§ Tasks and exercises
a) Translate this sentence from the post on GFH's FY 2019 financials into Spanish: "Consolidated financials are an accounting “construct” not the financials of a legal entity."
b) Reproduce the part of the GFH FY 2019 post that opens with the words containing "See related posts" and closes with "caught my eye.".

§ Provided text
----
What Better Time than the AGM! |
UPDATED TO INCLUDE INFORMATION FROM KHCB'S OGM/AGM ANNOUNCEMENT.
See related posts here and here.
GFH has published its audited FY 2019 financials as well as a very illuminating presentation (hereinafter “Presentation) on FY 2019 results. This latter document is well worth a read as it gives a quick overview of GFH’s performance.
This post discusses
those results. Or at least the ones that caught my eye.
As an added
bonus, I’ve included a section with questions that interested
shareholders might wish to pose at GFH’s Annual General Meeting
(AGM) or if you prefer Ordinary General Meeting (OGM) later this year.
That
I believe will be the most useful part of this post.
REVIEW
GFH FISCAL YEAR 2019 FINANCIALS
Net Income – Significantly Down
but “Better Quality”
The
“headline” news is that reported consolidated net income for the Group was USD 67.2 million down from USD 115 million
the year before – a decline of roughly 42%.
As per GFH’s press
release the decline was largely due to increased provisions at KHCB.
(See
Potential Questions section).
Net
income attributable to GFH shareholders was a higher but still
disappointing USD 80.1 million versus USD 114.1 million for FY 2018 a
decline of only
30%.
I hope the two terms “consolidated net income” and “net
income attributable to shareholders” caught your eye as well as the
major difference between the two numbers.
How can that be?
The
“magic” of consolidated financial statements.
Key takeaway.
Consolidated financials are an accounting “construct” not the
financials of a legal entity.
That’s a very important bit of
knowledge for all who use financial reports.
Previous
post here outlining some of the “realities” of consolidated
financials.
In the presentation, apparently given by Mr.
Surya Hariharan (Head of Financial Control) he noted that the
highlight of the operating income was an
improvement in quality.
How
does a decline in the amount increase quality you ask?
Page 6 of the
Presentation gives the answer.
----
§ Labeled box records
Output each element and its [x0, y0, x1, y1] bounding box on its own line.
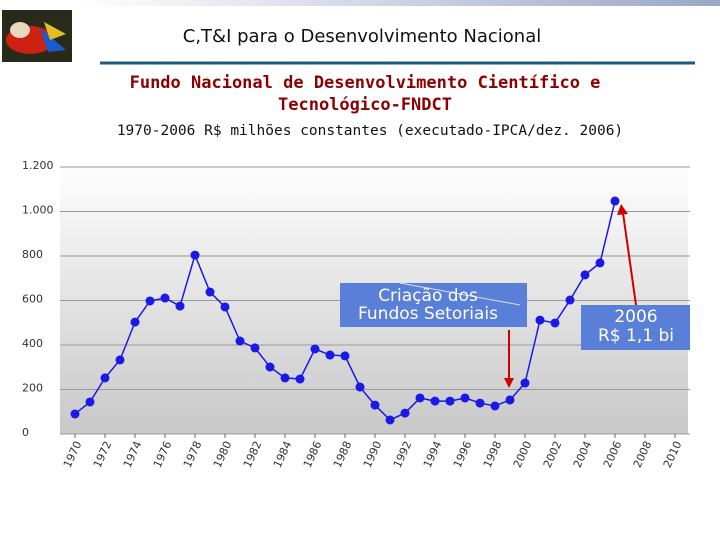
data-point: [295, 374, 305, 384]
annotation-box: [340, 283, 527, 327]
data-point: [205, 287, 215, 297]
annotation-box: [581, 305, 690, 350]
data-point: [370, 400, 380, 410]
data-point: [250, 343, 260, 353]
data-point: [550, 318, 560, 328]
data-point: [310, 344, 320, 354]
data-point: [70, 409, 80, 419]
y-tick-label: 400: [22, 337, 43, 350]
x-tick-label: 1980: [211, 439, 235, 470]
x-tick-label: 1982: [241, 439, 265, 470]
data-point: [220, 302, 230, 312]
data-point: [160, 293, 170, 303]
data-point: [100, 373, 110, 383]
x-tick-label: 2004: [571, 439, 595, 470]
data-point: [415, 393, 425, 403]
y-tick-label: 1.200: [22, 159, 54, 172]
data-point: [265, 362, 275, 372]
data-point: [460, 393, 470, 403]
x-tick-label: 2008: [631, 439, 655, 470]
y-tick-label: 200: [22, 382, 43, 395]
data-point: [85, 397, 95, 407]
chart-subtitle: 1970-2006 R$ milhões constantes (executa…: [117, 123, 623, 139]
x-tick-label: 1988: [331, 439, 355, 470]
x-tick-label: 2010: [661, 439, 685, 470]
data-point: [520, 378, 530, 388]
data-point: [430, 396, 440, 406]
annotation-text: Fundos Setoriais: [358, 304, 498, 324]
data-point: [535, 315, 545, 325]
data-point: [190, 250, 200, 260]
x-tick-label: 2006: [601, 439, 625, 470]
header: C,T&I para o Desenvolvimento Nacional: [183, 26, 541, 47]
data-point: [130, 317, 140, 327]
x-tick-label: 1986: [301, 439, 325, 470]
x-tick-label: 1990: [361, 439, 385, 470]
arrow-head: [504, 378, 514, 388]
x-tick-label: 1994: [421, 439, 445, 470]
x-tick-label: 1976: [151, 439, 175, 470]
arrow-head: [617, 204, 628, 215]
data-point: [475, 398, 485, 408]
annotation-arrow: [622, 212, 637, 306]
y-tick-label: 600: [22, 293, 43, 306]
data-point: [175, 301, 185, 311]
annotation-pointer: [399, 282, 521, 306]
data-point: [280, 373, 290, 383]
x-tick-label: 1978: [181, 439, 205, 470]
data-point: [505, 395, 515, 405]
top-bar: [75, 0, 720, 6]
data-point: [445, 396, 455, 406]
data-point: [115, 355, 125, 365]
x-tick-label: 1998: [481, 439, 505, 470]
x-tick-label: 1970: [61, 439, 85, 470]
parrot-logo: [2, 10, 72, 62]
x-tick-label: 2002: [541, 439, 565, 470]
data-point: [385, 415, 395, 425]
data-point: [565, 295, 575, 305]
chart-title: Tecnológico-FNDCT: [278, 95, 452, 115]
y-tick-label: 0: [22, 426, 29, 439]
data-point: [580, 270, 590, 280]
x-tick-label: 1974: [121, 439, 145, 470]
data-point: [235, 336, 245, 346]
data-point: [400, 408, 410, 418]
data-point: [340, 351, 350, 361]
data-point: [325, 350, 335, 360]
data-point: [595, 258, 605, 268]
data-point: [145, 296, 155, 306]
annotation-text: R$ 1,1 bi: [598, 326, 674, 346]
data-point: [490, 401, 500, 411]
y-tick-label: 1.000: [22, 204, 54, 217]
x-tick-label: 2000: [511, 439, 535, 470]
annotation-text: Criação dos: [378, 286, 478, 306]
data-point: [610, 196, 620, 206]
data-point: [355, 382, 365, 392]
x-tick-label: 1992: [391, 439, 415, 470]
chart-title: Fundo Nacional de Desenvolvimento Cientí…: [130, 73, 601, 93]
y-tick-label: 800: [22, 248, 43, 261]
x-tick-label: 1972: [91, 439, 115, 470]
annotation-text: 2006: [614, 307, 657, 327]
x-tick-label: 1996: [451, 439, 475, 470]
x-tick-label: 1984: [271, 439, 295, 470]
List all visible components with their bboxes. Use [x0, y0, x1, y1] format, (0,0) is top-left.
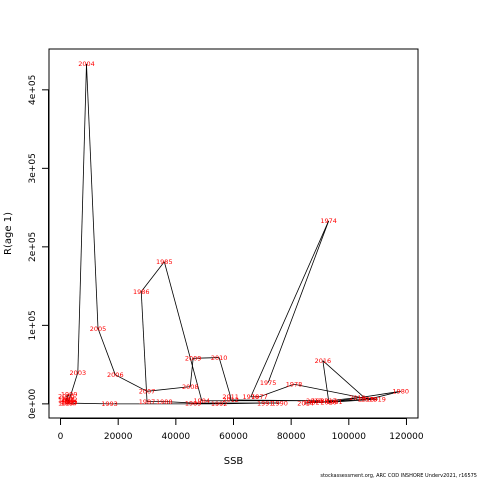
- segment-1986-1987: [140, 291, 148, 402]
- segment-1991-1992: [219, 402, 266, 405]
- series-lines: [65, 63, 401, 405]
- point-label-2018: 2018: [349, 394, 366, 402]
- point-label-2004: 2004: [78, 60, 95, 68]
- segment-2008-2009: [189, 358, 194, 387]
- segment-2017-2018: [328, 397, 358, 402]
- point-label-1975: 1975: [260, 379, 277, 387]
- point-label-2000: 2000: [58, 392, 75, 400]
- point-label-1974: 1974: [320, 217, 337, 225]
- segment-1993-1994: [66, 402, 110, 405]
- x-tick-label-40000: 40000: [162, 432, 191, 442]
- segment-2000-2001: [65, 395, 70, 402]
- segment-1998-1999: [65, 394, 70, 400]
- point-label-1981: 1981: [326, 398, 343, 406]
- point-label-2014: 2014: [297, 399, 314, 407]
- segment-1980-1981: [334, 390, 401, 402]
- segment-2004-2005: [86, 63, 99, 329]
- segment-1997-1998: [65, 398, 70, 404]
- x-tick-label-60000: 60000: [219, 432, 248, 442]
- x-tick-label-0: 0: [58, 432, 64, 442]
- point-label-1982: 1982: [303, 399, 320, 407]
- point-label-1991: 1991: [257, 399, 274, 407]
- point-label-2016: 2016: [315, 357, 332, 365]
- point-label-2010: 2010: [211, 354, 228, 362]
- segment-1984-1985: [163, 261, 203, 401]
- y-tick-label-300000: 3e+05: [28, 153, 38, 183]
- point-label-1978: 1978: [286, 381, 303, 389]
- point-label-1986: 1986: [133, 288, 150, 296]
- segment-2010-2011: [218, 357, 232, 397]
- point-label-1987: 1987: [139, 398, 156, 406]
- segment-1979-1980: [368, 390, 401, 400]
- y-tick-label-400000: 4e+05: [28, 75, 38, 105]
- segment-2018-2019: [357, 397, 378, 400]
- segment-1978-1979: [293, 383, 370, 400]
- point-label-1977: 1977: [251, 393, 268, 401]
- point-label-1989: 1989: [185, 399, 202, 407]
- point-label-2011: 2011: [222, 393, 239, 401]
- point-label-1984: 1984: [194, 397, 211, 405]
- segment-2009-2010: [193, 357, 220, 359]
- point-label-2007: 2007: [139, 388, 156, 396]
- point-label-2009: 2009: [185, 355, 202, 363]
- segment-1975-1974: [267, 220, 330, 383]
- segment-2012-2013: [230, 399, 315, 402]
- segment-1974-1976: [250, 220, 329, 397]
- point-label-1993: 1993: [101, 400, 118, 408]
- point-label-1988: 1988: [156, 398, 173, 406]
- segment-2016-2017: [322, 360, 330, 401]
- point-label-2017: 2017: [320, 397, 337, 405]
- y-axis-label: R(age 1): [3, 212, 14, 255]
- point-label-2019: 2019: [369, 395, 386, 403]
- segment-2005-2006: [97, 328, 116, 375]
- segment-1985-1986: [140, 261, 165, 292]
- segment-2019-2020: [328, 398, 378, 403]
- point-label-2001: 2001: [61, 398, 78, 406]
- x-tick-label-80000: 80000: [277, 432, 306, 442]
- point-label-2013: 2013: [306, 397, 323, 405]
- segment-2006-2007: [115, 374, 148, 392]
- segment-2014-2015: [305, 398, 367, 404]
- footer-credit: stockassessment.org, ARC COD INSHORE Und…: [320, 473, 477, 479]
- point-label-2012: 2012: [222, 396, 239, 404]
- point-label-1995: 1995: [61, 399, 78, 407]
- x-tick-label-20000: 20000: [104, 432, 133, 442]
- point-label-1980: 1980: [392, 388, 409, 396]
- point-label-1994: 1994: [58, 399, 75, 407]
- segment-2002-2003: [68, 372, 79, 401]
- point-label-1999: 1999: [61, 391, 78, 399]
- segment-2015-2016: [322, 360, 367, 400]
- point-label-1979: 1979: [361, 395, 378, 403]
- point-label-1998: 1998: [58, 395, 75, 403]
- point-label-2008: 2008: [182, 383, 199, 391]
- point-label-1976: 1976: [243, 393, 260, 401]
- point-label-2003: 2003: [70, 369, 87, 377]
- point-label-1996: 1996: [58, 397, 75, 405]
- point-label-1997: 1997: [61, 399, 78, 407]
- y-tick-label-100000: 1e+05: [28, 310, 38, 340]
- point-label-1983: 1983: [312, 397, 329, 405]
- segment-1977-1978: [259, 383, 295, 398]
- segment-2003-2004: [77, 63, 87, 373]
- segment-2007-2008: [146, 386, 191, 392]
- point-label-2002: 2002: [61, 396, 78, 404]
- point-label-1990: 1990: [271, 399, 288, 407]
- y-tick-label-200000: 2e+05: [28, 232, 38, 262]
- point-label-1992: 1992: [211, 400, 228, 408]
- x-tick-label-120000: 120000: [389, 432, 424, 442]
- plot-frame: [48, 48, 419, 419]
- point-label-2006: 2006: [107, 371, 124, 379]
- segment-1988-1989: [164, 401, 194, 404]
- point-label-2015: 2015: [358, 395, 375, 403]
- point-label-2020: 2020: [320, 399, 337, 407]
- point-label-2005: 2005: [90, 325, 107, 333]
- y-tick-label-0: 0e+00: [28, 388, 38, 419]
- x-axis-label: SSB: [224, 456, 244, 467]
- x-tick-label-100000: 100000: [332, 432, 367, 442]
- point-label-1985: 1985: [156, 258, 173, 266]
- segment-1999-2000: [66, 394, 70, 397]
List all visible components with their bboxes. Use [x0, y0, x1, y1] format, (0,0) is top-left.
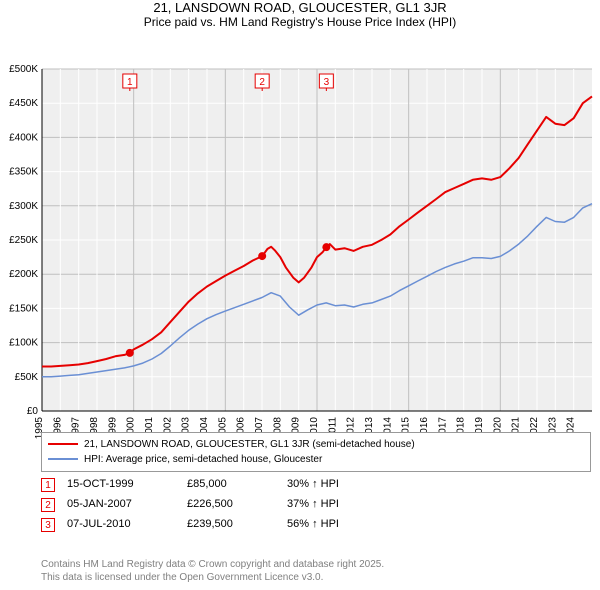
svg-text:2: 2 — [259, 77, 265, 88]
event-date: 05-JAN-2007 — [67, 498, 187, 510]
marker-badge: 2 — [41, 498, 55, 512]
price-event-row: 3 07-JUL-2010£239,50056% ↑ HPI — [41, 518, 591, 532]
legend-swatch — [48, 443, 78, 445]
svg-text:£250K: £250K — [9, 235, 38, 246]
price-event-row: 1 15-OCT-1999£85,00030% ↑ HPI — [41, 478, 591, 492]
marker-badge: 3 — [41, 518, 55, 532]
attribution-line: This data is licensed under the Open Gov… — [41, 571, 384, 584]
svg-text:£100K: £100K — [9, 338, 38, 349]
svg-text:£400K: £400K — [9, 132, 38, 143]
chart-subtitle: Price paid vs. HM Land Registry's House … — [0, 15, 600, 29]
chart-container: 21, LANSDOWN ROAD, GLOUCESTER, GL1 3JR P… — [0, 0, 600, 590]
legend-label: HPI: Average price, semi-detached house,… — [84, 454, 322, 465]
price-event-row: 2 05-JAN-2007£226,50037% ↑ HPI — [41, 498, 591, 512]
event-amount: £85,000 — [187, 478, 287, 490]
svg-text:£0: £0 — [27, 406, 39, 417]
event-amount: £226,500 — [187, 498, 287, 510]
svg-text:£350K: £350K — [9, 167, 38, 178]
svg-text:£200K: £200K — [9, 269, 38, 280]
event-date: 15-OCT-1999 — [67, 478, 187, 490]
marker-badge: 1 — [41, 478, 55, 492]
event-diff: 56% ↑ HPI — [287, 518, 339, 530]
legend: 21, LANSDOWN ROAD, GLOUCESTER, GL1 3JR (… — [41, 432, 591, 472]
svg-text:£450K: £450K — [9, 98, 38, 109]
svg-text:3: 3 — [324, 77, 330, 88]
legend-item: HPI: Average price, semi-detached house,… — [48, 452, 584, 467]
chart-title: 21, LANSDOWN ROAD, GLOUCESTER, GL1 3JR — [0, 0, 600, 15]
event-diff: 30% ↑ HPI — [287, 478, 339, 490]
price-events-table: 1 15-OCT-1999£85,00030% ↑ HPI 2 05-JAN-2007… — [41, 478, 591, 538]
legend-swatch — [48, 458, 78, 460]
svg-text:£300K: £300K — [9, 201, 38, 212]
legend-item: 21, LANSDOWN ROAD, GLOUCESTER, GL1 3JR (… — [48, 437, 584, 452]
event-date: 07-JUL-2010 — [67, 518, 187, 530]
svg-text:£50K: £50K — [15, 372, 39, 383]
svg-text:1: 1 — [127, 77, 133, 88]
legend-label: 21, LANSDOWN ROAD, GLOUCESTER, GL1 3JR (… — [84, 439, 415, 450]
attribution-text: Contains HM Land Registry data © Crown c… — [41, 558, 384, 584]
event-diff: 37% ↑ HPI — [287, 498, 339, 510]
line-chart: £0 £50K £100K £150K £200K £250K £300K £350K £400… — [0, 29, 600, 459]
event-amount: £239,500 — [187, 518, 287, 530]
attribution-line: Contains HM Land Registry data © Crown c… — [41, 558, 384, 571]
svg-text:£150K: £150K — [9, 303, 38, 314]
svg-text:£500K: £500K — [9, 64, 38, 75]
----
§ Completed exercise
a) Los estados financieros consolidados son una «construcción» contable, no los estados financieros de una entidad jurídica.

b)
See related posts here and here.
GFH has published its audited FY 2019 financials as well as a very illuminating presentation (hereinafter “Presentation) on FY 2019 results. This latter document is well worth a read as it gives a quick overview of GFH’s performance.
This post discusses
those results. Or at least the ones that caught my eye.